(Dataset items)
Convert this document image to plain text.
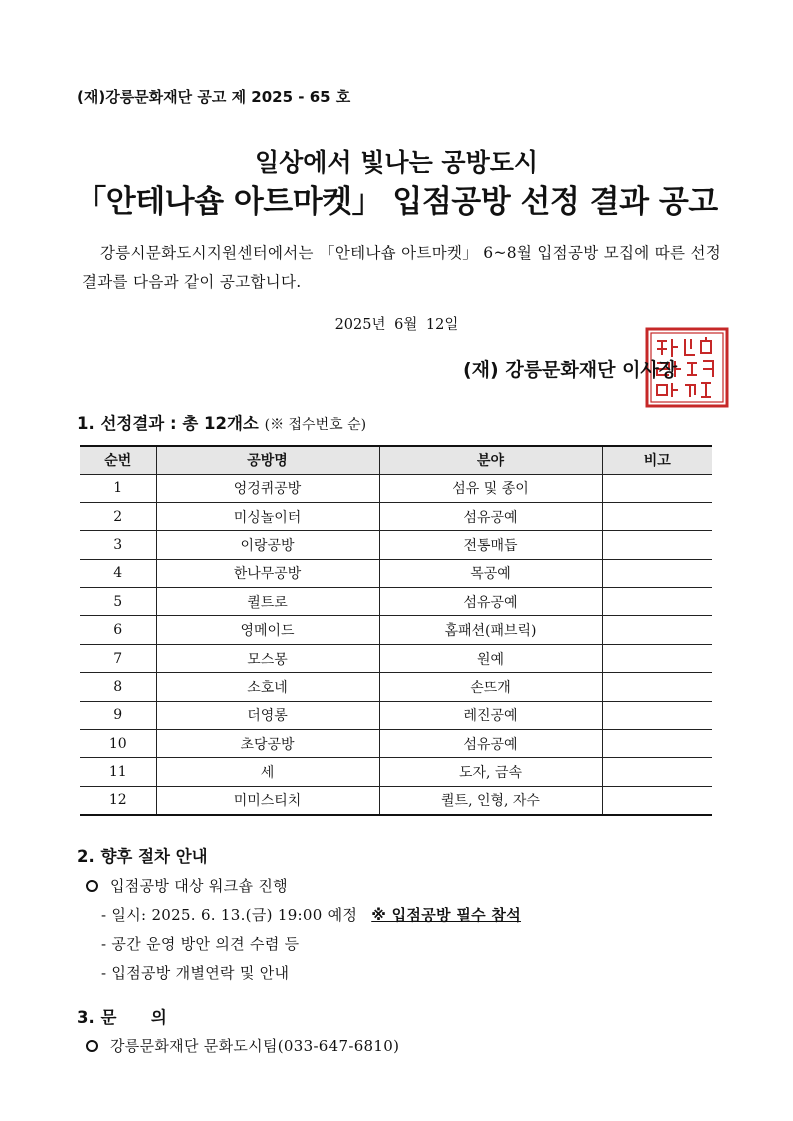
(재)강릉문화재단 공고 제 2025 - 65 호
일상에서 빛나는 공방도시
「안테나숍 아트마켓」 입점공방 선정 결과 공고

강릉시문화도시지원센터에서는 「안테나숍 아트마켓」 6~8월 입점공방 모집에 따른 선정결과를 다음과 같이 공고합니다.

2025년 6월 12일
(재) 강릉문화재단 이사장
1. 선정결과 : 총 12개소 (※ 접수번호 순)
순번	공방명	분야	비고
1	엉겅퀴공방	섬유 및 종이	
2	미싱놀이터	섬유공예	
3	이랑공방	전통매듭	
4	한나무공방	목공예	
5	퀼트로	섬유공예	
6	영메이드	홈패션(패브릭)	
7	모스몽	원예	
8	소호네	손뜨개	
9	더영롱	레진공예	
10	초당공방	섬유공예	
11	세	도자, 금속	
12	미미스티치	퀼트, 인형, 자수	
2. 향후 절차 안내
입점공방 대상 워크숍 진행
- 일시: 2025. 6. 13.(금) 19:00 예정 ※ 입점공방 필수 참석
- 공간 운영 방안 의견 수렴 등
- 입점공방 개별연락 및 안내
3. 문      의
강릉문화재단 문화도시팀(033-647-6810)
* * *
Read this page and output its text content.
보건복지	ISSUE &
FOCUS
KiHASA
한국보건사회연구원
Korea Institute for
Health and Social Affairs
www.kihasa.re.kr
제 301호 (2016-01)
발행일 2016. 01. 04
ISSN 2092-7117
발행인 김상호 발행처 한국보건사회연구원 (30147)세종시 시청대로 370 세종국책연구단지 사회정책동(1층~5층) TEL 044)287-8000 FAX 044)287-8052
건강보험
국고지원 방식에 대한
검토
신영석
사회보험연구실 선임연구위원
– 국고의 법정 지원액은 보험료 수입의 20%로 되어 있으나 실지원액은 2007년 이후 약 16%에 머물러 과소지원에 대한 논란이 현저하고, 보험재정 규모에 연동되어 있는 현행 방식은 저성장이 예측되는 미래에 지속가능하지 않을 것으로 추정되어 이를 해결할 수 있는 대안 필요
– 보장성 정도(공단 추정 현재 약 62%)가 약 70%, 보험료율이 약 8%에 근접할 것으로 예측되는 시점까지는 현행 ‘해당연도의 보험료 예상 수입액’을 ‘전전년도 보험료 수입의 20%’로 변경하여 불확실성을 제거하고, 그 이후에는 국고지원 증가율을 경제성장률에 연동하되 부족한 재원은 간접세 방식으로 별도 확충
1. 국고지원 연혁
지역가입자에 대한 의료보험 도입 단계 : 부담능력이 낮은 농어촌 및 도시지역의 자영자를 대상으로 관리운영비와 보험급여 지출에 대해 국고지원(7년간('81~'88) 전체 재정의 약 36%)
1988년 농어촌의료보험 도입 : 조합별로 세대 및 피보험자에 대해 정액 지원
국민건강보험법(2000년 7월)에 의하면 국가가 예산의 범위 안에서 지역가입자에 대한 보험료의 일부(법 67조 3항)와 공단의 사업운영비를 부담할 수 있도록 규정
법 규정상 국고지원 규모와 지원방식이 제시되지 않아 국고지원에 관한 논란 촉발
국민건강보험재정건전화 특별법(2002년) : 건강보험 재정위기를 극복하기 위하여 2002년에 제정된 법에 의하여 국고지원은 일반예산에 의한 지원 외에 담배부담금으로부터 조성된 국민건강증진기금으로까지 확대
--
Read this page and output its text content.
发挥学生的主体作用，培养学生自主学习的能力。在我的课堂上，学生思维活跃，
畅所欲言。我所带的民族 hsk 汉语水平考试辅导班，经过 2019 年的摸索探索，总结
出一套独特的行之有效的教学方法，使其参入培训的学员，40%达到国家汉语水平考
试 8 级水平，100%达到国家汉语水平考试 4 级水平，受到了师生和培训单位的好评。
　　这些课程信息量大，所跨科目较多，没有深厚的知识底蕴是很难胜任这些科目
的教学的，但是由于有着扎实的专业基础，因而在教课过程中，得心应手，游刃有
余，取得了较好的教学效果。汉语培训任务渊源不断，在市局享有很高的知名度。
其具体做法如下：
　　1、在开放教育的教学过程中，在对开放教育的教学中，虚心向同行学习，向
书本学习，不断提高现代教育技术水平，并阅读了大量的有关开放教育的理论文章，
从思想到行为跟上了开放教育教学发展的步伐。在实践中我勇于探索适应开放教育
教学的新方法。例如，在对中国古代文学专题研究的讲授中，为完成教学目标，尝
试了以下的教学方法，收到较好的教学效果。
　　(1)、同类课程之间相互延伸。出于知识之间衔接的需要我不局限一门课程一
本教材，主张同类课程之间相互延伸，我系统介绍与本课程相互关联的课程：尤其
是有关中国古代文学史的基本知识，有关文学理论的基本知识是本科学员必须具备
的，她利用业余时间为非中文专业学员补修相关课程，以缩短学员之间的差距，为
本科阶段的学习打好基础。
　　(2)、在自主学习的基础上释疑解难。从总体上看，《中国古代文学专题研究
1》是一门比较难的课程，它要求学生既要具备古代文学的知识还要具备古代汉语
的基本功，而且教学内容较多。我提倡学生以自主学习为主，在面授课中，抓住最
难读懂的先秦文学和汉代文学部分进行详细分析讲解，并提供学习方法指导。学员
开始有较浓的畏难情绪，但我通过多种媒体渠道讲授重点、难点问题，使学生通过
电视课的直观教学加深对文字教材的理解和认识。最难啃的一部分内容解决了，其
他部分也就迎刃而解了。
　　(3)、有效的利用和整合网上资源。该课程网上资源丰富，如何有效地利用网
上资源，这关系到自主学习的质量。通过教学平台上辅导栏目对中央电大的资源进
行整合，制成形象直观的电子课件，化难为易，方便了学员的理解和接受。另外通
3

» **What the exercise asks**
Examine the records and pull out every line where the string "아트마켓" occurs.

» **Answer to the task**
「안테나숍 아트마켓」 입점공방 선정 결과 공고
강릉시문화도시지원센터에서는 「안테나숍 아트마켓」 6~8월 입점공방 모집에 따른 선정결과를 다음과 같이 공고합니다.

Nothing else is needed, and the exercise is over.